## start DATA EXTRACT
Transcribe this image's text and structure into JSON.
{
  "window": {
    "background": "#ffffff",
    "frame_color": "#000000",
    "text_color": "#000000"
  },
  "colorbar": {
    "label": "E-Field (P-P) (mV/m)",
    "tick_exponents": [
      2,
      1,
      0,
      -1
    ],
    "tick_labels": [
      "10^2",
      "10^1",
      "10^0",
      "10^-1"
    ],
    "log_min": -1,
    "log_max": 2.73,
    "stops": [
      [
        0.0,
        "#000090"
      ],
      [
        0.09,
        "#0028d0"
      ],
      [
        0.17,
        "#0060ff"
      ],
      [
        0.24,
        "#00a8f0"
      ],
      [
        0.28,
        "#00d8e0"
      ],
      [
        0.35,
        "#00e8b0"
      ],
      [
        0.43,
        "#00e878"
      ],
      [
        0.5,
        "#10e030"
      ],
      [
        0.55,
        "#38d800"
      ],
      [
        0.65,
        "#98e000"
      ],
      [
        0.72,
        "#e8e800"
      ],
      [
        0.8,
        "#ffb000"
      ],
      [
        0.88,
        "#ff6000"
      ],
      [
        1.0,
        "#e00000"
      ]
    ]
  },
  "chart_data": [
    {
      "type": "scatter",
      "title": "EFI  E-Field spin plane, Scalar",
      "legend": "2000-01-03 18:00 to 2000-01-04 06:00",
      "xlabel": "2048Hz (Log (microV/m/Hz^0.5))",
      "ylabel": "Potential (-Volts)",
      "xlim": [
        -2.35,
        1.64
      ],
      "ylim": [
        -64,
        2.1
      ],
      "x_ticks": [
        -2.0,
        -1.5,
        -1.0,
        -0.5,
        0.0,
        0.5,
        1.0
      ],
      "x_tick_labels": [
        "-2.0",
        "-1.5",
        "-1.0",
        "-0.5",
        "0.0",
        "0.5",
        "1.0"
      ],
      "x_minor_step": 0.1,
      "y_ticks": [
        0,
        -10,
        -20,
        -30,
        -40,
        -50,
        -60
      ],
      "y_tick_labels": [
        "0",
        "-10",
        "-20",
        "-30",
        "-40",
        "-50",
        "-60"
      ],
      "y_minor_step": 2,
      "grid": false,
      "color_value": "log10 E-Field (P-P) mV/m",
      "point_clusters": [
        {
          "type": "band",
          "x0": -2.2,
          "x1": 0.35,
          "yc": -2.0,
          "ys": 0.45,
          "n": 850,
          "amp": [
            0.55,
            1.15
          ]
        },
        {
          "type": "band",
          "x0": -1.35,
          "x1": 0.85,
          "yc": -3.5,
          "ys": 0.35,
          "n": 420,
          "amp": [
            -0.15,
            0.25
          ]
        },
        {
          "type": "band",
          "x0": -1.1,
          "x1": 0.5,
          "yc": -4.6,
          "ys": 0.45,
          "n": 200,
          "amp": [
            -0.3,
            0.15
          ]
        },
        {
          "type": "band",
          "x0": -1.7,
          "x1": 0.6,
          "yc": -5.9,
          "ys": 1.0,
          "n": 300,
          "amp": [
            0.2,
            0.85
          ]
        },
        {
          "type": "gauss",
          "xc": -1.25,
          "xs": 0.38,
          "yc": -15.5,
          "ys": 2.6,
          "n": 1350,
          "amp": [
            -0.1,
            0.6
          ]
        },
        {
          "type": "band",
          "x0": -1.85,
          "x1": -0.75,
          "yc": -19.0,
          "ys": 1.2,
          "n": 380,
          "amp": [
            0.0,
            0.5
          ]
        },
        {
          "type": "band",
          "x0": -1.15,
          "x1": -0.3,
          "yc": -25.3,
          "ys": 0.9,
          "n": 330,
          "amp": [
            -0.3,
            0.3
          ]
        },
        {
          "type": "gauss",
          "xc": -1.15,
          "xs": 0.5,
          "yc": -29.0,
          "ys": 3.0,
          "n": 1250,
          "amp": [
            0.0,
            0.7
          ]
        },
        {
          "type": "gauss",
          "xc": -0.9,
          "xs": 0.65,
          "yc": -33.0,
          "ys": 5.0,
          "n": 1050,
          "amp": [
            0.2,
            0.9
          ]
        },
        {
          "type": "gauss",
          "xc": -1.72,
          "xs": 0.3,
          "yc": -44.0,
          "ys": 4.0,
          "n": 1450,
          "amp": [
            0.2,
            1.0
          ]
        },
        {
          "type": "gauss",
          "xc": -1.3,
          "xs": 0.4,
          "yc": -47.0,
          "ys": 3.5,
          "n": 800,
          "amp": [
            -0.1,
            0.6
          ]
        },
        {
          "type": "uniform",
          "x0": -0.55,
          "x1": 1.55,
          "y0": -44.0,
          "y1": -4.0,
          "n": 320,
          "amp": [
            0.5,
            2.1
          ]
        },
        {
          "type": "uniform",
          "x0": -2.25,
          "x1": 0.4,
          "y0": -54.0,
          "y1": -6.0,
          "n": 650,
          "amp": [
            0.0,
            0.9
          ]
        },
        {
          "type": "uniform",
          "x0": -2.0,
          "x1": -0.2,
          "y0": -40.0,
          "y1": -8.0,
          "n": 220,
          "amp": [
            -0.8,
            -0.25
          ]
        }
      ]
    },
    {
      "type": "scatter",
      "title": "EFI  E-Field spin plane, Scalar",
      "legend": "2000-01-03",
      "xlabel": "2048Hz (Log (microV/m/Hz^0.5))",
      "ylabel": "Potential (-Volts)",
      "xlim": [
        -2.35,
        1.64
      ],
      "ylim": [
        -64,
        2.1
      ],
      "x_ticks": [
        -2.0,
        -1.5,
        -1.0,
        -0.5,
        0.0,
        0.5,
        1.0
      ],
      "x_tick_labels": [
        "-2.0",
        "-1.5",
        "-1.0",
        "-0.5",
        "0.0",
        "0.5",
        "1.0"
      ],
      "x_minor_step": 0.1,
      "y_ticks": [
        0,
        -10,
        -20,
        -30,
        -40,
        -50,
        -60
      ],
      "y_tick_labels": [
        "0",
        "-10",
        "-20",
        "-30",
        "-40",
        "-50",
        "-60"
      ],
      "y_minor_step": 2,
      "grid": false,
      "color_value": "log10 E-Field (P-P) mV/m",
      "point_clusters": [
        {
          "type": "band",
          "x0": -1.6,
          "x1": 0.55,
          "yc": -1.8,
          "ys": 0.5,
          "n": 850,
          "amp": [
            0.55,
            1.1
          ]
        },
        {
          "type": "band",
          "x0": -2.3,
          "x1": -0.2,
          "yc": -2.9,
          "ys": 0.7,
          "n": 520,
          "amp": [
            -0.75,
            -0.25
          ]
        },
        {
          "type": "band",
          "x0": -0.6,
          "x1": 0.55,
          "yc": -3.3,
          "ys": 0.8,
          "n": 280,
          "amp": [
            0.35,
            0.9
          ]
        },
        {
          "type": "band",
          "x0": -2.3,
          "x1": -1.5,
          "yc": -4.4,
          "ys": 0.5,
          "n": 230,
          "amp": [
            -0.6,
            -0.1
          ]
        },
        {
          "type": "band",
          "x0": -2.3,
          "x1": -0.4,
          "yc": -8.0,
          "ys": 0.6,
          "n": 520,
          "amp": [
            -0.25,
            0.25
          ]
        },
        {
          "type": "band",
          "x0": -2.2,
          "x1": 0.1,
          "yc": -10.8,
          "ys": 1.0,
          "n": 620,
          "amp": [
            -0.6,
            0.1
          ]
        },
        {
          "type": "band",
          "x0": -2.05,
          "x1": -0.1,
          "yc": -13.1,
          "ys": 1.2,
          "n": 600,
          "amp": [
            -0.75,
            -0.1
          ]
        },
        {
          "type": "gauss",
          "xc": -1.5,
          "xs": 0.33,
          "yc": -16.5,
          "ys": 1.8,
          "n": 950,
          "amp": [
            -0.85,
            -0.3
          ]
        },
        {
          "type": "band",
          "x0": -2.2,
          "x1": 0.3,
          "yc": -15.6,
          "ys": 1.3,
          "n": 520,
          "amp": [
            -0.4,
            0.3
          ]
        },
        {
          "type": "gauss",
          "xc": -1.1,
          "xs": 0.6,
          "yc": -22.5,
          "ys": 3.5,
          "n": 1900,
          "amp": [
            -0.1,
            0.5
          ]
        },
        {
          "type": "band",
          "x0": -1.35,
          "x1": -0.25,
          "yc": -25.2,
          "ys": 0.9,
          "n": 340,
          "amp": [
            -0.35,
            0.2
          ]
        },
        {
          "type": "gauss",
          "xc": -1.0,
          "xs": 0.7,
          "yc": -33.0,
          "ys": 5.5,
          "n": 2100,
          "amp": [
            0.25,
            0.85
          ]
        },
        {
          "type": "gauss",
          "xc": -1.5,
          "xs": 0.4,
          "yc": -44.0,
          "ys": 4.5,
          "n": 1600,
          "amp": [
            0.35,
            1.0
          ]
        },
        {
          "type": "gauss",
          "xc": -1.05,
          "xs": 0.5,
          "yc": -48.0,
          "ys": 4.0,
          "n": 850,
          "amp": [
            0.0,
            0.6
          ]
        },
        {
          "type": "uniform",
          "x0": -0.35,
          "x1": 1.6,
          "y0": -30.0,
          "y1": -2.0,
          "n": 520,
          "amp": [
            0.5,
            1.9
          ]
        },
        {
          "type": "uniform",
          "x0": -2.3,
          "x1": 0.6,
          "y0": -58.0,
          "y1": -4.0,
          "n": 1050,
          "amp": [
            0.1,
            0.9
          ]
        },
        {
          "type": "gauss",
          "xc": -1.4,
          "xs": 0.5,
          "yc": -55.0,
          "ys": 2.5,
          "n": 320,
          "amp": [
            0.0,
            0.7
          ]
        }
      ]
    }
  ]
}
## end DATA EXTRACT
- SHORT EXERCISE
Report how many lines in the records above contain the word "legend", giving only the number.

- WRITTEN ANSWER
2